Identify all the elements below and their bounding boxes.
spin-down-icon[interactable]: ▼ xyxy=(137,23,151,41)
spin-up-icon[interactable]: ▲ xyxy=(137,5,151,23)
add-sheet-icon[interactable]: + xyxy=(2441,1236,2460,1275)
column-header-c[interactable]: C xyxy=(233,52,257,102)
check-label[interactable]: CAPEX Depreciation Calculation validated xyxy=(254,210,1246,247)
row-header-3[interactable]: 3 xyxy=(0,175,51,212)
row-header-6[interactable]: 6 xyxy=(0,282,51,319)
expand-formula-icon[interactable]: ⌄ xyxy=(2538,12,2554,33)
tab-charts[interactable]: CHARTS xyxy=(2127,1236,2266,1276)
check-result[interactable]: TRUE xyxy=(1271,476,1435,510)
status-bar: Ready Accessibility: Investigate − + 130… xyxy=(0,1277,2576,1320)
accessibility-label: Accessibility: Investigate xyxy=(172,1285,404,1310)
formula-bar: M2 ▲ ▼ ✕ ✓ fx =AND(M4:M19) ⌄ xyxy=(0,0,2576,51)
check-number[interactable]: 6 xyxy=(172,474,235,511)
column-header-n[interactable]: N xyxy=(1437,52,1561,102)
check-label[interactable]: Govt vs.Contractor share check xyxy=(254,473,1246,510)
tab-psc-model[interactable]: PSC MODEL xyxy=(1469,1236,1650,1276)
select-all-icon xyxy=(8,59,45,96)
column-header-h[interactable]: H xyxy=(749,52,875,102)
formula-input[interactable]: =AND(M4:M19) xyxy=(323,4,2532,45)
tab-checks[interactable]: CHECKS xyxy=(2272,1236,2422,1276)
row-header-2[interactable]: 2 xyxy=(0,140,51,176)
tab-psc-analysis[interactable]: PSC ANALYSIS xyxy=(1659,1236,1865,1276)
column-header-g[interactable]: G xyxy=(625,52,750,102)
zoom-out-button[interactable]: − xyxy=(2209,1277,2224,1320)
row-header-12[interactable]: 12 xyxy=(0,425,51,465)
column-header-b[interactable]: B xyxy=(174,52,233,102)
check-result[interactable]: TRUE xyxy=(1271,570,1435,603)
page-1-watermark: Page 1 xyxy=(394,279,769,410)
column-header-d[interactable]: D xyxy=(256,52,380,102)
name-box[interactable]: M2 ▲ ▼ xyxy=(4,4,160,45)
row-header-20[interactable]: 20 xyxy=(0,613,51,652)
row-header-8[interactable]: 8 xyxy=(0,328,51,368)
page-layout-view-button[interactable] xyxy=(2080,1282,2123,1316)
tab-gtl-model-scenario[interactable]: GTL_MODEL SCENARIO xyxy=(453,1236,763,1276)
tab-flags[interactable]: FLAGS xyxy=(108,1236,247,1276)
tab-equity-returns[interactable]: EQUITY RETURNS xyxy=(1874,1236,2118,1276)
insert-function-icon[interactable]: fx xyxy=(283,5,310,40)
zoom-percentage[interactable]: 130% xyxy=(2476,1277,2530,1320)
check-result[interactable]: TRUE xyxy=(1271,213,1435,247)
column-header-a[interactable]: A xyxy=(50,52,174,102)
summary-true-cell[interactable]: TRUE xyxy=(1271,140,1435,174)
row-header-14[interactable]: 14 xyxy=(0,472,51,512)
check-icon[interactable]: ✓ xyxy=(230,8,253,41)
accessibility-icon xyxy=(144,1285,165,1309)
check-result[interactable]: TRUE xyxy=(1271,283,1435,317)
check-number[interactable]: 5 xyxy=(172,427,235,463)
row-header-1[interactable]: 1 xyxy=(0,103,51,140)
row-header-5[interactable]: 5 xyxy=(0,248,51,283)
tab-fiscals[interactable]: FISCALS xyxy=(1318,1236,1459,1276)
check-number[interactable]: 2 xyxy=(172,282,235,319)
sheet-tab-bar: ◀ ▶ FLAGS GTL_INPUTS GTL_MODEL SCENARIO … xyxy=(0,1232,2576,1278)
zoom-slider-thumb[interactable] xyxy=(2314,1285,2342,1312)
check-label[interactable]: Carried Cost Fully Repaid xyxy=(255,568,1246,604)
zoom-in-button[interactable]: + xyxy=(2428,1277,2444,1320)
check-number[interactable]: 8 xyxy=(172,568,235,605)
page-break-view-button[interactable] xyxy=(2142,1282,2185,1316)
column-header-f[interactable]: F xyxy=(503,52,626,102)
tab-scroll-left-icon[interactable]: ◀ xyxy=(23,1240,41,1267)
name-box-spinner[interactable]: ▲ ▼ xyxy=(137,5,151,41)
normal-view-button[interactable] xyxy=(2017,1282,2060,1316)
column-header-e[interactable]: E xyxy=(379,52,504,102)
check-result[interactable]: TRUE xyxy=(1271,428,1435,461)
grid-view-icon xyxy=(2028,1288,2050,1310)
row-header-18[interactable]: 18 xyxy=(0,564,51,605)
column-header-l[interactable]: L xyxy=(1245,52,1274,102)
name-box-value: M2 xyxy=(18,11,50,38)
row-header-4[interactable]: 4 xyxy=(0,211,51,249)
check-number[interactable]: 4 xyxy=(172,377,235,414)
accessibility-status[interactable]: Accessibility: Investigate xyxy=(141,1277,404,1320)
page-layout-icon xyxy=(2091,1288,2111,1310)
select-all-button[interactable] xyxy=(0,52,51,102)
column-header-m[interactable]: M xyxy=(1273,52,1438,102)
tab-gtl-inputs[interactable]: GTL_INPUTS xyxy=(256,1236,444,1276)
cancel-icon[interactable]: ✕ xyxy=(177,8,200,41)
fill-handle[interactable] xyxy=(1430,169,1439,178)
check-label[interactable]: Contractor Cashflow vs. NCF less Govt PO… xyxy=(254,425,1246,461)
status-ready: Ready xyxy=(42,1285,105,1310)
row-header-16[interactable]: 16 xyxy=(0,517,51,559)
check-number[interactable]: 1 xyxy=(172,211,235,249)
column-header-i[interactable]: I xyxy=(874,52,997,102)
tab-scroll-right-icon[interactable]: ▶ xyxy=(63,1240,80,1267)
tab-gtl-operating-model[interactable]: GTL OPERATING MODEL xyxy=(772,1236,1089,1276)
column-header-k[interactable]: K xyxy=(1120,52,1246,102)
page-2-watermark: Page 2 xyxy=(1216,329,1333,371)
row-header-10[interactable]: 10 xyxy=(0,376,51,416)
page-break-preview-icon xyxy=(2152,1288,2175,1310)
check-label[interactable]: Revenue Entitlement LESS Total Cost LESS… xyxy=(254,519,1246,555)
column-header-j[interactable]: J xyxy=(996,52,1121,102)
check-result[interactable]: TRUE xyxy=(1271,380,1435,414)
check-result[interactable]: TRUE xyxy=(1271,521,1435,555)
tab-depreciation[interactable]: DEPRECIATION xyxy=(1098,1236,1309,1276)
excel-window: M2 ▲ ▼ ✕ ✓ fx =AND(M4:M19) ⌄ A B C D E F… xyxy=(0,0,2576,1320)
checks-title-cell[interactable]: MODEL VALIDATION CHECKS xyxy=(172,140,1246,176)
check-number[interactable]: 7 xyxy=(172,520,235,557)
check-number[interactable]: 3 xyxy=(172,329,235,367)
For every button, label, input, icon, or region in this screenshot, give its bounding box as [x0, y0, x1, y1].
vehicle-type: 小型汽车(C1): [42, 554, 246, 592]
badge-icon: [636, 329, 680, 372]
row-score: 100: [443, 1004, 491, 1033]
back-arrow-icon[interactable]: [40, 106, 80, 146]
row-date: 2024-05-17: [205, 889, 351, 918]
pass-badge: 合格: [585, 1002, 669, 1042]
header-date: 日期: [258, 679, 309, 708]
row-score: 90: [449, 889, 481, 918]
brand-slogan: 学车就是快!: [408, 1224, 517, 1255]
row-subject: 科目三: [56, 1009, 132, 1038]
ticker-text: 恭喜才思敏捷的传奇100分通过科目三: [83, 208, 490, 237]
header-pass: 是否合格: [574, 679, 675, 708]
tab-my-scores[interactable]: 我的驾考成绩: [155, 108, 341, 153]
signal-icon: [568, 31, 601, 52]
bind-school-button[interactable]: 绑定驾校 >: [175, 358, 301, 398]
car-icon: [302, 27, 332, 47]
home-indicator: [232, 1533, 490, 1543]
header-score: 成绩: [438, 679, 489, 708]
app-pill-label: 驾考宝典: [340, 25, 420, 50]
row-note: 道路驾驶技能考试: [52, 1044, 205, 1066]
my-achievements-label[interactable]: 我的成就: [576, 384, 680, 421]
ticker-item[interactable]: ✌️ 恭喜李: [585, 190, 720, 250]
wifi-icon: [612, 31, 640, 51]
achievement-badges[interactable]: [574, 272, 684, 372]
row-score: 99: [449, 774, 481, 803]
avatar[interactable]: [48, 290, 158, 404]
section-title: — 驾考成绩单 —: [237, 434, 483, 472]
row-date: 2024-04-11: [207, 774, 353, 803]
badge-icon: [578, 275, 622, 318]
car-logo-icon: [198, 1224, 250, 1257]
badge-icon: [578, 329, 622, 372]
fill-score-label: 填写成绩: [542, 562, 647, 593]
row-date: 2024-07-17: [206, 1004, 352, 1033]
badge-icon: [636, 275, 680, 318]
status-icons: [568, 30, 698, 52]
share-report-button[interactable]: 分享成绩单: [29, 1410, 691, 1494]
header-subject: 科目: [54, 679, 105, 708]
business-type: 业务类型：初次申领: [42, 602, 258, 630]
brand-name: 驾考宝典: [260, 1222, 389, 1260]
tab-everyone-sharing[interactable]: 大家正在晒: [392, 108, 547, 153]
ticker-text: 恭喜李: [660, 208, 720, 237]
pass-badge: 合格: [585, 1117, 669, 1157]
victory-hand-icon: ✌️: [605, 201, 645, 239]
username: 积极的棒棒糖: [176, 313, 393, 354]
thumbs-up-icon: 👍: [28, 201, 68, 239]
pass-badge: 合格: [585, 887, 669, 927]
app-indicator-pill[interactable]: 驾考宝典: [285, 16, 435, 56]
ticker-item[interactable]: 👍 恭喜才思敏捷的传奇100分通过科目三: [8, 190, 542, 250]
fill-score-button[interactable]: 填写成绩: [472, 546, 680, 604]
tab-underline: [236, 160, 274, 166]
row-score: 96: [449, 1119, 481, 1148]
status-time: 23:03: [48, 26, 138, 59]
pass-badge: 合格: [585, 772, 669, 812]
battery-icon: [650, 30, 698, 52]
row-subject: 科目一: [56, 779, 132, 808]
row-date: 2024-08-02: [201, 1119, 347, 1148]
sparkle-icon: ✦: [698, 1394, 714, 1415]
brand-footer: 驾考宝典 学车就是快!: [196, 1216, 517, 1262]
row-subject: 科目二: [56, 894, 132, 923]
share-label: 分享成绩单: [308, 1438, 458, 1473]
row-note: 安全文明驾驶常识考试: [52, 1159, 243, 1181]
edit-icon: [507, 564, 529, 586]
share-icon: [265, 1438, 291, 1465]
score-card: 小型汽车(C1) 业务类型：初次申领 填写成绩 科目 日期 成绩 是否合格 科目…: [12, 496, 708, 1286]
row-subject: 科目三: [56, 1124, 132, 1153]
* * * * * * *
### [Exercise]
Copy out, unchanged, the stretch from the start of the records through the line that contains "check-label[interactable]: CAPEX Depreciation".

### [Response to the exercise]
Identify all the elements below and their bounding boxes.
spin-down-icon[interactable]: ▼ xyxy=(137,23,151,41)
spin-up-icon[interactable]: ▲ xyxy=(137,5,151,23)
add-sheet-icon[interactable]: + xyxy=(2441,1236,2460,1275)
column-header-c[interactable]: C xyxy=(233,52,257,102)
check-label[interactable]: CAPEX Depreciation Calculation validated xyxy=(254,210,1246,247)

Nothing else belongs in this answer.